* **Short task**: Copy every line that holds "with".

* **Supplied records**:

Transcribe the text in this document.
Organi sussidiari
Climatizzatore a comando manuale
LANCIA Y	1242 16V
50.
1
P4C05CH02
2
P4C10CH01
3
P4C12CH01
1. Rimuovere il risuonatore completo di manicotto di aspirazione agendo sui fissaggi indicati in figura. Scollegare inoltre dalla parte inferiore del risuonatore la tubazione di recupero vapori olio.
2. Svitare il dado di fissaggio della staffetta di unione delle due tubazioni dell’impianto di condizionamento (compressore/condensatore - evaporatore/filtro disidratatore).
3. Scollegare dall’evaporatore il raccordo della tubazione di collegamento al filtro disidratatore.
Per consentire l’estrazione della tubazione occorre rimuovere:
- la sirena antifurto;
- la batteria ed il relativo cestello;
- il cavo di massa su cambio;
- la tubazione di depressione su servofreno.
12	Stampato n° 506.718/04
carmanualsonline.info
--
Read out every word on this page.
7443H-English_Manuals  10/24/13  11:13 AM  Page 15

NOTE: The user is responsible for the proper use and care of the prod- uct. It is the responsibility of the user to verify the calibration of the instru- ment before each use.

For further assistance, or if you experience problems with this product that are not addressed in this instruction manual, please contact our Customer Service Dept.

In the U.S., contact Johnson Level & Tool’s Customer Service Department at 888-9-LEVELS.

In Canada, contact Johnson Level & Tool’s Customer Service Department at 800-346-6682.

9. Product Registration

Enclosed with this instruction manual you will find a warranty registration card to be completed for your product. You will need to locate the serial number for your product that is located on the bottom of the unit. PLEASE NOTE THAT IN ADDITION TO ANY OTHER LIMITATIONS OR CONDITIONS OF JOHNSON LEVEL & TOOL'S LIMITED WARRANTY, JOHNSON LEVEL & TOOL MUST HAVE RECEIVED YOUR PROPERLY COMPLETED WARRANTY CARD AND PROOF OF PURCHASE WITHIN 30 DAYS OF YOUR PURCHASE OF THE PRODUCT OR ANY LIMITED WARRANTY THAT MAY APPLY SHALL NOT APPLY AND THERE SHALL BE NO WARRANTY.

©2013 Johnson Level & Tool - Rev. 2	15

* **Written answer**:
For further assistance, or if you experience problems with this product that are not addressed in this instruction manual, please contact our Customer Service Dept.
Enclosed with this instruction manual you will find a warranty registration card to be completed for your product. You will need to locate the serial number for your product that is located on the bottom of the unit. PLEASE NOTE THAT IN ADDITION TO ANY OTHER LIMITATIONS OR CONDITIONS OF JOHNSON LEVEL & TOOL'S LIMITED WARRANTY, JOHNSON LEVEL & TOOL MUST HAVE RECEIVED YOUR PROPERLY COMPLETED WARRANTY CARD AND PROOF OF PURCHASE WITHIN 30 DAYS OF YOUR PURCHASE OF THE PRODUCT OR ANY LIMITED WARRANTY THAT MAY APPLY SHALL NOT APPLY AND THERE SHALL BE NO WARRANTY.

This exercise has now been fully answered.